**** INPUT FOR THIS TASK ****
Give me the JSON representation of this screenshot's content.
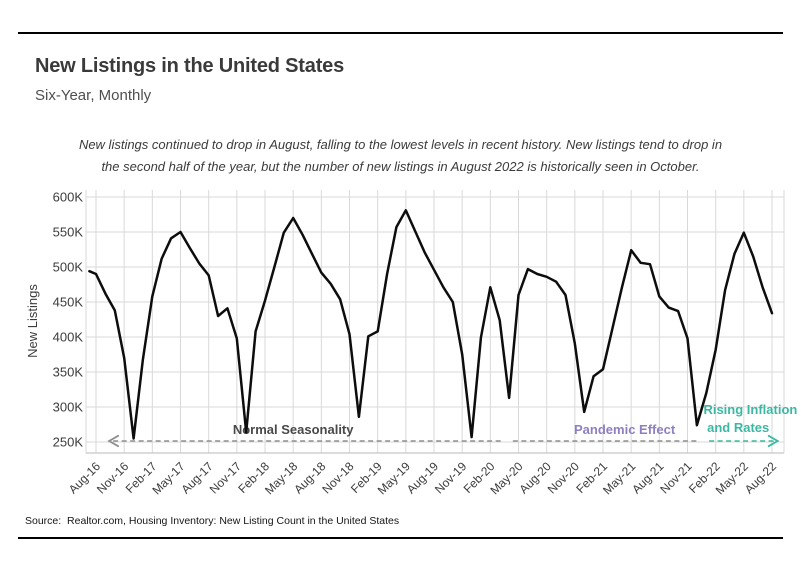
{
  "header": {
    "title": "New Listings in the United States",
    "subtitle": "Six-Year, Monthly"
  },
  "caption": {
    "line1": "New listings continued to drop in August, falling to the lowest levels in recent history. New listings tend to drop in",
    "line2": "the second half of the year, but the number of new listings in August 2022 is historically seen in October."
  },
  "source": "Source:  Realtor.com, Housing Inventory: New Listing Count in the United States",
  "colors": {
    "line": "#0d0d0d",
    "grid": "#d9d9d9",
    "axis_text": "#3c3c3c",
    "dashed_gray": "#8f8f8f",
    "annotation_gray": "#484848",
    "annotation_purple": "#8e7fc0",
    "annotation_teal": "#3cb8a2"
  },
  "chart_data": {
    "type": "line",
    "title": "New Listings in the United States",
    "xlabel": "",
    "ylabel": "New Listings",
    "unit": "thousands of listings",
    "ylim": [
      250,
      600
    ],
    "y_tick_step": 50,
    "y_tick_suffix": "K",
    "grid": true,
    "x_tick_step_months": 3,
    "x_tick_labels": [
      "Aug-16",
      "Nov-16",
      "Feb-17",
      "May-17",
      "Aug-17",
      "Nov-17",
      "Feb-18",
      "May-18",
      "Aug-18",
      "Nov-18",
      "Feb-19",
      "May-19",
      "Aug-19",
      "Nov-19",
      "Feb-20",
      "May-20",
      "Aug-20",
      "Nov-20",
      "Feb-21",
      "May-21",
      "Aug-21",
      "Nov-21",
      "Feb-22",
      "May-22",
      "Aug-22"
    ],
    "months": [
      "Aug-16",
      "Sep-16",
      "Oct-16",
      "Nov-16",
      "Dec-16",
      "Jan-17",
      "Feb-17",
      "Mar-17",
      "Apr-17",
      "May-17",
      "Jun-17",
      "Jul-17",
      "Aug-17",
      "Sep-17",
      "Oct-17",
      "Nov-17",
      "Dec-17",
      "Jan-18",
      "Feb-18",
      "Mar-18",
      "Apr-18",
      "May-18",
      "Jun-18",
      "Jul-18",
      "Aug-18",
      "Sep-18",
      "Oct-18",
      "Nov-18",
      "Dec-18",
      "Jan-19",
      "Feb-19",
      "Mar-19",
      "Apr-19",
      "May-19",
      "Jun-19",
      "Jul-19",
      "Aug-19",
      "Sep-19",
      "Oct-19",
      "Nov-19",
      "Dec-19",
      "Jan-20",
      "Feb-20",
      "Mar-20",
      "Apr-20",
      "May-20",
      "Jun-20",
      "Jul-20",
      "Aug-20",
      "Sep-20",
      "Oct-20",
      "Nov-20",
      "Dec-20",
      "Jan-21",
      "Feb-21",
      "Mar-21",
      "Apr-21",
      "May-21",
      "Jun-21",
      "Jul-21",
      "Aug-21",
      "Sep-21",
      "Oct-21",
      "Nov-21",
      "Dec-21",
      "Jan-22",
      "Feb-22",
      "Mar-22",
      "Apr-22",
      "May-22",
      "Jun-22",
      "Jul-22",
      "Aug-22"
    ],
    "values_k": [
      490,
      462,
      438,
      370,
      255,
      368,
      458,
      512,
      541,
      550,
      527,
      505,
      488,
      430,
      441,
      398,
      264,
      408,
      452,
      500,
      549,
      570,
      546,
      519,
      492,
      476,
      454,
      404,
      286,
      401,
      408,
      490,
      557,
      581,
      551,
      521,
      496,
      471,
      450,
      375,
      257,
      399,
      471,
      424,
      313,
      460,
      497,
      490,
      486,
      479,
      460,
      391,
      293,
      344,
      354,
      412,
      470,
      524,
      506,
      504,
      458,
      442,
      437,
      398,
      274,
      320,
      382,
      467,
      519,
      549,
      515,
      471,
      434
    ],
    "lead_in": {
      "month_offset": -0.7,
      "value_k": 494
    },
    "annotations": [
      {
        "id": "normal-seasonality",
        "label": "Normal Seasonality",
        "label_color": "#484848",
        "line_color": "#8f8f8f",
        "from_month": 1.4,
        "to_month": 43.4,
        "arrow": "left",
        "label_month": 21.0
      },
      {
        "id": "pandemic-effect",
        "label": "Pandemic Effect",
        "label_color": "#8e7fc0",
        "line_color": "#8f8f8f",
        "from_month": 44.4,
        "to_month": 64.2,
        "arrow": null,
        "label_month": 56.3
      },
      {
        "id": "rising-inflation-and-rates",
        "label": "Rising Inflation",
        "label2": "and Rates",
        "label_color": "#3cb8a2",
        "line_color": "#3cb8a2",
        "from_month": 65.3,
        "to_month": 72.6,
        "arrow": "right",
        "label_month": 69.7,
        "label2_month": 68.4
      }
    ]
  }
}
****
**** INPUT FOR THIS TASK ****
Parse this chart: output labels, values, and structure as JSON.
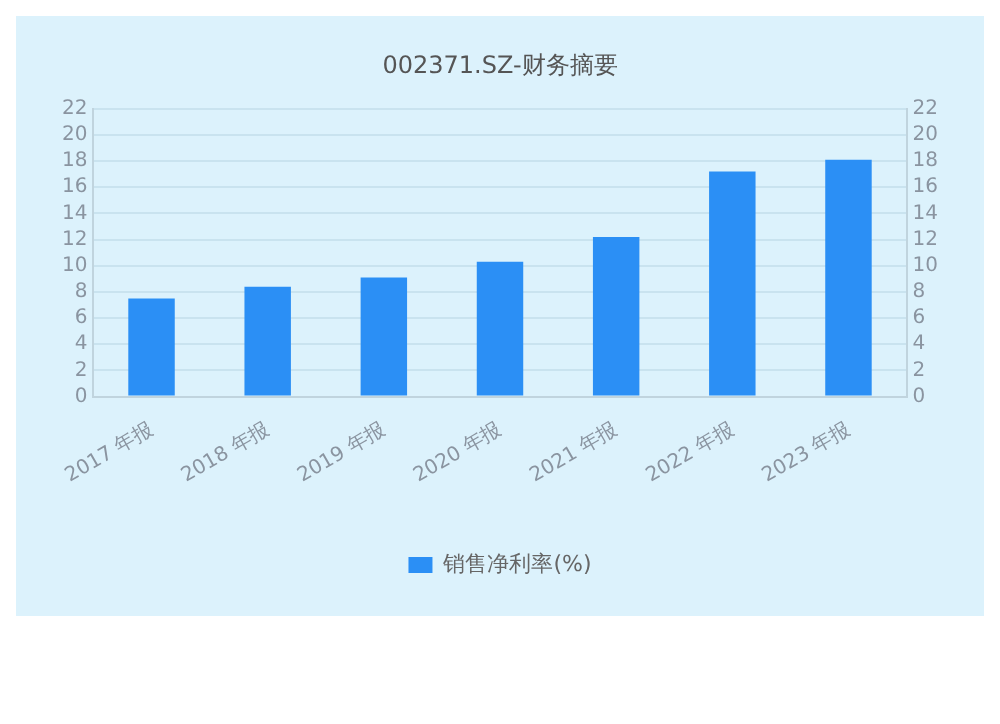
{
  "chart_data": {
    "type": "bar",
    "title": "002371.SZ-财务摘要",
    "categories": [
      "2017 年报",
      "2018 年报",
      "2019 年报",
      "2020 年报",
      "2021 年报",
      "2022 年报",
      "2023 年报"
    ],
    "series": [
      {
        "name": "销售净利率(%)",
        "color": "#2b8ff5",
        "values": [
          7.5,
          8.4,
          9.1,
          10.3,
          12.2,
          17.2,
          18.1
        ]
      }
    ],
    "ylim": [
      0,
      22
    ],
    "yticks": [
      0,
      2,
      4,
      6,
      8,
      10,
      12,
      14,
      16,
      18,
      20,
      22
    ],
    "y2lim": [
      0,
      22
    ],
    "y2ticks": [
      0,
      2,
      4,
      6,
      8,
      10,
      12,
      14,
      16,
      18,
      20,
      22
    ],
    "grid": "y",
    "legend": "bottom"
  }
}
****
**** INPUT FOR THIS TASK ****
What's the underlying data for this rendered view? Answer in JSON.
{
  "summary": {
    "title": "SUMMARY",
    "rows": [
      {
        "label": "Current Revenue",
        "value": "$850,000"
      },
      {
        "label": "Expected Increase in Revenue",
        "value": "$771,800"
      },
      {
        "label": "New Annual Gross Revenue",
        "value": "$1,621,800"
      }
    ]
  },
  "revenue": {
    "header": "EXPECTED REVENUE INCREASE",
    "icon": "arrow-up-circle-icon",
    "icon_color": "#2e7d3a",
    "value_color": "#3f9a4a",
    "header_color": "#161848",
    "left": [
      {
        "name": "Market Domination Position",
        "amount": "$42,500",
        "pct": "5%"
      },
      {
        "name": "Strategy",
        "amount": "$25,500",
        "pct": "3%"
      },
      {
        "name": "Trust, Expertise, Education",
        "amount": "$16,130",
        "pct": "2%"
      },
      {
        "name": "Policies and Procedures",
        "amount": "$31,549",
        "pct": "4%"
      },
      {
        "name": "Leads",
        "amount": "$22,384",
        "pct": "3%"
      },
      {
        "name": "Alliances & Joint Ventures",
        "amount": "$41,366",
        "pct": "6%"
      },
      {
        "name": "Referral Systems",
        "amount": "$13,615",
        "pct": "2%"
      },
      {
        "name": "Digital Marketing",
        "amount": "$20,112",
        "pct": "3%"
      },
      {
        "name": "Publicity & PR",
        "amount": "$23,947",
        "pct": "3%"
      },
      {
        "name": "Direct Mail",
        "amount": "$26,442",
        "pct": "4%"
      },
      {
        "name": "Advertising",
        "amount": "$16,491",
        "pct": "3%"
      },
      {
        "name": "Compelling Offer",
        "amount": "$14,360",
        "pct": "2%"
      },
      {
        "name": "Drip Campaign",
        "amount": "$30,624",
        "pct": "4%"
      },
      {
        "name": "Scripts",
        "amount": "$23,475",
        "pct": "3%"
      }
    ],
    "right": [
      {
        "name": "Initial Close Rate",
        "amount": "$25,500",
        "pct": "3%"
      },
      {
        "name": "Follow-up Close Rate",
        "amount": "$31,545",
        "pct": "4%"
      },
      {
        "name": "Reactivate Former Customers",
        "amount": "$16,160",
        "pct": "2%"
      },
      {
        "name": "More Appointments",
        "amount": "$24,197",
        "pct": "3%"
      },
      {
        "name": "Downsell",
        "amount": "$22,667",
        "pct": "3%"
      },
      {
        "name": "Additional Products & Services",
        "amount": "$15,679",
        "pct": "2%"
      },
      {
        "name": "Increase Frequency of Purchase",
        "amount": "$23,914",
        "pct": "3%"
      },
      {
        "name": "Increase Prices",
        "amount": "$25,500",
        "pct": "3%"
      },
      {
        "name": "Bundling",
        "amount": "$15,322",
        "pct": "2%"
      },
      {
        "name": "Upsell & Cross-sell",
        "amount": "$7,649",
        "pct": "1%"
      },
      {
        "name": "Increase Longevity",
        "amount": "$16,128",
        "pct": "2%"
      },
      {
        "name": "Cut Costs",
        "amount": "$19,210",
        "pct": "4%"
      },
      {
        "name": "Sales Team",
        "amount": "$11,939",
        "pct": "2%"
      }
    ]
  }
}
****
Look through the entries above. Extract each line with the word "Close".

• **SOLUTION**
        "name": "Initial Close Rate",
        "name": "Follow-up Close Rate",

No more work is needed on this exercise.